» **TASK OBJECTIVE**: Go through the material and pull out every line with the string "label" in it.
============
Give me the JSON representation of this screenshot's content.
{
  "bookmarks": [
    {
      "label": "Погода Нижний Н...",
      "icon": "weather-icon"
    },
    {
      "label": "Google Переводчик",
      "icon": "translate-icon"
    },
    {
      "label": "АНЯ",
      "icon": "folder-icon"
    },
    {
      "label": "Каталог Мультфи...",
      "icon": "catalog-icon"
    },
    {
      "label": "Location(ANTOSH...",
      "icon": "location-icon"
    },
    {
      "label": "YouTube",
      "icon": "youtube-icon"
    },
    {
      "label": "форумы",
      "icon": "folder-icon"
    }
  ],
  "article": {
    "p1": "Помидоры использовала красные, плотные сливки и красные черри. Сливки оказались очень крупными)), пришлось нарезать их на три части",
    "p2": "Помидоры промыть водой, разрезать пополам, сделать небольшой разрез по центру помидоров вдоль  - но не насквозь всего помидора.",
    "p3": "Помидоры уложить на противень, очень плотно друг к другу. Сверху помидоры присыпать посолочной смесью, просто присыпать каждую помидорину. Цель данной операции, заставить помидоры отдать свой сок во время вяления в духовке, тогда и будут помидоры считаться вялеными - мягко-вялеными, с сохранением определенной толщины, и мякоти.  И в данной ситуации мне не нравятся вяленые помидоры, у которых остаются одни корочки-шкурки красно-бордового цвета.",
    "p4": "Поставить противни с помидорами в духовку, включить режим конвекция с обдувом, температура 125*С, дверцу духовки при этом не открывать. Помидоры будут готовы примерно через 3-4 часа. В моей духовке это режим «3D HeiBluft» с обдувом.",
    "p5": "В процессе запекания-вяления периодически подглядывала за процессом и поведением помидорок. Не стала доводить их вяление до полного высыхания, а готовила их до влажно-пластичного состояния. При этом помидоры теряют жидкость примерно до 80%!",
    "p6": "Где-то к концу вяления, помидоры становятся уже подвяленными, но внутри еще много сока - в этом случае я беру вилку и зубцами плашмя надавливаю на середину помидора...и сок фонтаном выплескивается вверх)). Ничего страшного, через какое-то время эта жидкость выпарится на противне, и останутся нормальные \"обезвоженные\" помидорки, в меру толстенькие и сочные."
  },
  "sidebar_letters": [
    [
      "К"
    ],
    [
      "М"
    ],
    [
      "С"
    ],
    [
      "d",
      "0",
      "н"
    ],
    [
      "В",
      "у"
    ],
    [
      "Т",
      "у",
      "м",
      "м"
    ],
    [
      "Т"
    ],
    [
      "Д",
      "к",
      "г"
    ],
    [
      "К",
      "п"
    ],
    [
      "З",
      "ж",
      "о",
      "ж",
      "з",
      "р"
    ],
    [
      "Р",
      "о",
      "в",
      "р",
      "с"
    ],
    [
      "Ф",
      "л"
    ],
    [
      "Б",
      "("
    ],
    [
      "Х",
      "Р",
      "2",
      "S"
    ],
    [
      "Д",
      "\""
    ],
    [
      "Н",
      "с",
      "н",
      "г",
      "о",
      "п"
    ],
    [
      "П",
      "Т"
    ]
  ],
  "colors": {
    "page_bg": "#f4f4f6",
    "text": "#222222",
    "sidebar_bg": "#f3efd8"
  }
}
============
» **SOLVED EXERCISE**:
      "label": "Погода Нижний Н...",
      "label": "Google Переводчик",
      "label": "АНЯ",
      "label": "Каталог Мультфи...",
      "label": "Location(ANTOSH...",
      "label": "YouTube",
      "label": "форумы",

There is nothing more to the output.